• What the task requires:
Scan the material that follows. Copy every line containing the word "sender".

Data excerpts
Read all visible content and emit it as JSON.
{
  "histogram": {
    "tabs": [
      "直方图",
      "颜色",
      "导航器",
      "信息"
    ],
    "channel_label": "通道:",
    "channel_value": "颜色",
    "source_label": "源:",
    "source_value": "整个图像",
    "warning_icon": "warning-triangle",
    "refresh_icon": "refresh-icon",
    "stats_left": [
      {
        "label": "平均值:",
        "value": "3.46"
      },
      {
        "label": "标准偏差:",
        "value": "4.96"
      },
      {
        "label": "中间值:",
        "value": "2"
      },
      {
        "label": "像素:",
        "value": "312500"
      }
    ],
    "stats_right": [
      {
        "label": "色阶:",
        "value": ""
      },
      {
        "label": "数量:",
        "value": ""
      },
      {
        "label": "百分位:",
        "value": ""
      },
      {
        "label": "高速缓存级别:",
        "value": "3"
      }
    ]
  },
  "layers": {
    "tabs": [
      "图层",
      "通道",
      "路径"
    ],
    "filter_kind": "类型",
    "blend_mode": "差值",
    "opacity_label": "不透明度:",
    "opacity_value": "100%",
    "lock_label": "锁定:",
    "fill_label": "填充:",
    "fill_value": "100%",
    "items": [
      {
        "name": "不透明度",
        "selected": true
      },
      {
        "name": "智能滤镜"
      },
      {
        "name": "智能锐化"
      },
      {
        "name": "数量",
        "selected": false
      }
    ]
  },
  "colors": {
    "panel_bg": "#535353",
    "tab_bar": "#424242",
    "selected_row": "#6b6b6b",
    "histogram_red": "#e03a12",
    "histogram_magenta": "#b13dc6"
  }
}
---
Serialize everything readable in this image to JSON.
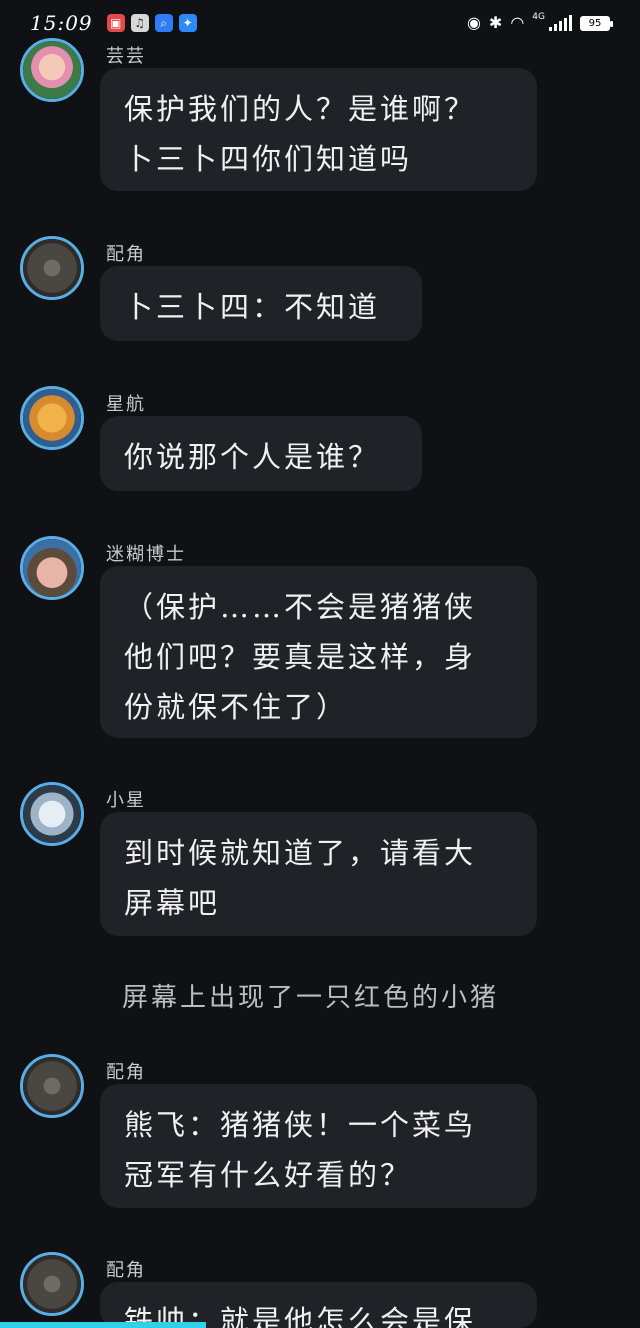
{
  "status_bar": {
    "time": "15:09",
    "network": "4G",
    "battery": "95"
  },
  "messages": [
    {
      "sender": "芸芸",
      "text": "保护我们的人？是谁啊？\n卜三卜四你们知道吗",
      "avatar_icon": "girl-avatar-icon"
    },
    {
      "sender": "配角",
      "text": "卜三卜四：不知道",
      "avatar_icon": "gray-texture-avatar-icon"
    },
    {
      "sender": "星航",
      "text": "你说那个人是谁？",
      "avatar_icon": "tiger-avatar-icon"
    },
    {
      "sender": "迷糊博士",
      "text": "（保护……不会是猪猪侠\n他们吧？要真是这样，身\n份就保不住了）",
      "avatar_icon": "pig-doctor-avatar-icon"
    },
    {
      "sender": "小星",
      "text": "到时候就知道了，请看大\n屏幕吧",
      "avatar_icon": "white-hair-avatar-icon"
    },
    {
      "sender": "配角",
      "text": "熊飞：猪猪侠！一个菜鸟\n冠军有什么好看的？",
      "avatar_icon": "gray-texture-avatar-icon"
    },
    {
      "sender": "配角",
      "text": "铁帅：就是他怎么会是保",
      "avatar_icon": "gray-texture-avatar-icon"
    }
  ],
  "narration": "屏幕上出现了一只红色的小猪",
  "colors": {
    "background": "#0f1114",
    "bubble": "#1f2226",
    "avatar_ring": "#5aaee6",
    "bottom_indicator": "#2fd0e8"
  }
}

• Solution:
      "sender": "芸芸",
      "sender": "配角",
      "sender": "星航",
      "sender": "迷糊博士",
      "sender": "小星",
      "sender": "配角",
      "sender": "配角",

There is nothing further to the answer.